• **WRITTEN TASK**: Within the listing below, locate all lines containing the word "image". Copy each one.

• **PROVIDED RECORDS**:

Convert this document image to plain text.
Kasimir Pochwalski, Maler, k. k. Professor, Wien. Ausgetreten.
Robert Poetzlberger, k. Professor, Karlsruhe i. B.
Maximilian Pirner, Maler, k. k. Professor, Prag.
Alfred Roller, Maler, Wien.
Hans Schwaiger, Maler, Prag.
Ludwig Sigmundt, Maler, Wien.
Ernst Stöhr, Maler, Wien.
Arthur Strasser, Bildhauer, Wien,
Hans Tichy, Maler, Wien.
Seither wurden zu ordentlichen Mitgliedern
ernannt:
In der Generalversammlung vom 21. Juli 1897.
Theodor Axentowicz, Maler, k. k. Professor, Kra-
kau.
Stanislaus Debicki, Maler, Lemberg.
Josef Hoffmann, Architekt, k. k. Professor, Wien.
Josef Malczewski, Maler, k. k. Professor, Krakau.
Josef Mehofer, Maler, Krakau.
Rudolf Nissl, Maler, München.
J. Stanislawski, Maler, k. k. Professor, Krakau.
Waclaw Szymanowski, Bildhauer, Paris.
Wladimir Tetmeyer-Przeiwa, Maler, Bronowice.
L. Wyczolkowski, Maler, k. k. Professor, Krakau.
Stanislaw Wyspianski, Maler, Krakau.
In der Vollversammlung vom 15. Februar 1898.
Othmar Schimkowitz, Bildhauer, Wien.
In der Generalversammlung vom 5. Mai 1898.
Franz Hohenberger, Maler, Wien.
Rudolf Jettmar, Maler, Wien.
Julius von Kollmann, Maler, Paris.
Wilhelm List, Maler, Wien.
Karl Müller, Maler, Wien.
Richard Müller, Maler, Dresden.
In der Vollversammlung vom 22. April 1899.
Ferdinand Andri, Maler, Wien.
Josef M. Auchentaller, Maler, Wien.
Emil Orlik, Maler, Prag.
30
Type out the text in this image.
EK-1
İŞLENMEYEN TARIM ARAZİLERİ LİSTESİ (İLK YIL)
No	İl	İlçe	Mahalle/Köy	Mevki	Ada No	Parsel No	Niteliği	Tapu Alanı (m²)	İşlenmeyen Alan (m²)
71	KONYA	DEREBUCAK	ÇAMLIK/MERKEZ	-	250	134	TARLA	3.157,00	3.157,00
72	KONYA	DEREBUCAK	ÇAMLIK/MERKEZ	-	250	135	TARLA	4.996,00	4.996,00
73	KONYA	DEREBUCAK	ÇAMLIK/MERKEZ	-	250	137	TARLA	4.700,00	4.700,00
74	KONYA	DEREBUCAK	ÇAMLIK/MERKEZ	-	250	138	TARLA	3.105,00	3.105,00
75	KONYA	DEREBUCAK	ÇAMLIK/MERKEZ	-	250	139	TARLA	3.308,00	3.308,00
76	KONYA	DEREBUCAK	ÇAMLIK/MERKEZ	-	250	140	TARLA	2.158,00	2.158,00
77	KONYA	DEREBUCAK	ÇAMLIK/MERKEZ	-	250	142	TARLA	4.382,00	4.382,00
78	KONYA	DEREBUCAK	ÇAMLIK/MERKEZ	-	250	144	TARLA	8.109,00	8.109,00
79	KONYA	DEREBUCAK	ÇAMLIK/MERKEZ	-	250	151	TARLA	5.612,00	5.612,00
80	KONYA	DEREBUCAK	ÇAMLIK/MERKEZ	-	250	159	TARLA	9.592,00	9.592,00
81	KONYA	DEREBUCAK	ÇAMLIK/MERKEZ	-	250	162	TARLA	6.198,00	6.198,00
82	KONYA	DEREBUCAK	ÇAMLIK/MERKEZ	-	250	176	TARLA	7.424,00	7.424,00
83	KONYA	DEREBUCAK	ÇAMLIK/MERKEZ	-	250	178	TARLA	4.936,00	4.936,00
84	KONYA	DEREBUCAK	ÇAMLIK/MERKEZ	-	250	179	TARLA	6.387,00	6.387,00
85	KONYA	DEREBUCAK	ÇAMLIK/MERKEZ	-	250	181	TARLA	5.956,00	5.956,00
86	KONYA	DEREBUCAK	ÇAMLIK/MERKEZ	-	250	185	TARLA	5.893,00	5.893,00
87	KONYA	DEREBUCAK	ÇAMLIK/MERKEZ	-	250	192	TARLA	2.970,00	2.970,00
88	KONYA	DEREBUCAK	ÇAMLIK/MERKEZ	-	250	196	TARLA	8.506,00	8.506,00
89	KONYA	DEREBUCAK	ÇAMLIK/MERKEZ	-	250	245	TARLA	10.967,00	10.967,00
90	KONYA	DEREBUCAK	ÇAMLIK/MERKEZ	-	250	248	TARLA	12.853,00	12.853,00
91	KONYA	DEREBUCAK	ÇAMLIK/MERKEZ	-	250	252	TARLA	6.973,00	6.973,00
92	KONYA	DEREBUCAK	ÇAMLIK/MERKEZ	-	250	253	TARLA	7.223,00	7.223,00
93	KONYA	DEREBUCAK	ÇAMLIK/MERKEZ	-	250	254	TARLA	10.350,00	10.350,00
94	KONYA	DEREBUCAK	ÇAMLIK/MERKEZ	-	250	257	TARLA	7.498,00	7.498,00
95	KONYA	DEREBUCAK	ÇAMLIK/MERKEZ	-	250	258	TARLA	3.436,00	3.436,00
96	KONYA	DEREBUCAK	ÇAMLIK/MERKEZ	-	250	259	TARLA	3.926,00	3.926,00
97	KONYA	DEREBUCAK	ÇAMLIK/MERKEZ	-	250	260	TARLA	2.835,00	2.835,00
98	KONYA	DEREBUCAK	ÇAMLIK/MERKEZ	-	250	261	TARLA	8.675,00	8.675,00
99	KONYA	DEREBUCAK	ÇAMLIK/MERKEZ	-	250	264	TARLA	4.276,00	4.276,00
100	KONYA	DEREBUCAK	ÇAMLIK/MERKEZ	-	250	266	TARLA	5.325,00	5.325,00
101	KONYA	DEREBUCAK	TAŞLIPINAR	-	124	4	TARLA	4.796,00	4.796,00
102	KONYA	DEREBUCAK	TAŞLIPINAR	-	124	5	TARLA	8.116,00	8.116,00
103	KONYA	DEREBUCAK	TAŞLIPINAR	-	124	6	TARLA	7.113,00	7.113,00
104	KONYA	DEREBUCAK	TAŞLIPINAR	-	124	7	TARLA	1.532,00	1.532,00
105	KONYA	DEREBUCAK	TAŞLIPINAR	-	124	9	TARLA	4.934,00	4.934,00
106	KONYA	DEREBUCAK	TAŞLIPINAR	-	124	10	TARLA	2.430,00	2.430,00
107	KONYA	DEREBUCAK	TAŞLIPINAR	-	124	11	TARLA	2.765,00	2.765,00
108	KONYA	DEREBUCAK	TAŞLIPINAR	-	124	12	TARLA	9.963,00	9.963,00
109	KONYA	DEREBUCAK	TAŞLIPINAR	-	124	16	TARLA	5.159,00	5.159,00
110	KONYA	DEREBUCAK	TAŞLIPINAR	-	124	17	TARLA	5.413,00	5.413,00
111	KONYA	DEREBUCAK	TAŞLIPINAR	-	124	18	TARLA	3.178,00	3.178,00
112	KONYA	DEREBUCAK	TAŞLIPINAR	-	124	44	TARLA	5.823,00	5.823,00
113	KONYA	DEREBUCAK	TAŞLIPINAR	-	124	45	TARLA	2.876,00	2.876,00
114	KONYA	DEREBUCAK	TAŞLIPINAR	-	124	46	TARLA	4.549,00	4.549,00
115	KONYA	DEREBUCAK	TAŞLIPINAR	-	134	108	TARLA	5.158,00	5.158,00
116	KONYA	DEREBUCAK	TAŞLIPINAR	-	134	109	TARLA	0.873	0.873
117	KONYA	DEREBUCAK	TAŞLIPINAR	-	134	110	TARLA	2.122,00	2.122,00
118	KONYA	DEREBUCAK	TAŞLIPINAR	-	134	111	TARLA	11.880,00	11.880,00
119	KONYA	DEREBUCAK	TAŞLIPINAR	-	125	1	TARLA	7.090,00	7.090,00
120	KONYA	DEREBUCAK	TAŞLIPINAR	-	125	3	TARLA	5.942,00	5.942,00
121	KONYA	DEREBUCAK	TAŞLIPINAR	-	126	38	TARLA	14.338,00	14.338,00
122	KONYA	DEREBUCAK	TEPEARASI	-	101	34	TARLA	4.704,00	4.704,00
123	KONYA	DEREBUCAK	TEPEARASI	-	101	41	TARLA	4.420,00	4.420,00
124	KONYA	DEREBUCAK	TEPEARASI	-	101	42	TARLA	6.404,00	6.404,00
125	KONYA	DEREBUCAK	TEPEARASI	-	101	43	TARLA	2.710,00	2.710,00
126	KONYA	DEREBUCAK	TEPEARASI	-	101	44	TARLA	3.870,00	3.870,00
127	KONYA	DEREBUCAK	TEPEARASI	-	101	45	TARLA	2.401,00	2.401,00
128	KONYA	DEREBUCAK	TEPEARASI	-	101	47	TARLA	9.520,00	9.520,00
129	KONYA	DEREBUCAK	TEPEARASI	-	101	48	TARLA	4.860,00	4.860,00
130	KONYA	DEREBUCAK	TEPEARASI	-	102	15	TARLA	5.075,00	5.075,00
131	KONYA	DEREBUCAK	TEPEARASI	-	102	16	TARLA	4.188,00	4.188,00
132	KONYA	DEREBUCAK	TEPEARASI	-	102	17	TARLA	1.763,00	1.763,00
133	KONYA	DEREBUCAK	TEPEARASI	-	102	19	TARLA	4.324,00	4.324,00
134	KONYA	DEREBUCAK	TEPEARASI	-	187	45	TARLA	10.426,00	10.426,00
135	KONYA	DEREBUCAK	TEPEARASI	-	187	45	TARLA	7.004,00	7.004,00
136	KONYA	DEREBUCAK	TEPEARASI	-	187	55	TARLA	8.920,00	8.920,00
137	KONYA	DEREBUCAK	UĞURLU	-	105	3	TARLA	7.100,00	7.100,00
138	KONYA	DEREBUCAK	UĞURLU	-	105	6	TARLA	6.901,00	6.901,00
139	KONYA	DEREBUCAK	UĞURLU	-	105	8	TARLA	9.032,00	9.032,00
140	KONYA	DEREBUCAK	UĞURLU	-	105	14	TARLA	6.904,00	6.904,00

• **OUTPUT**:
Convert this document image to plain text.
Type out the text in this image.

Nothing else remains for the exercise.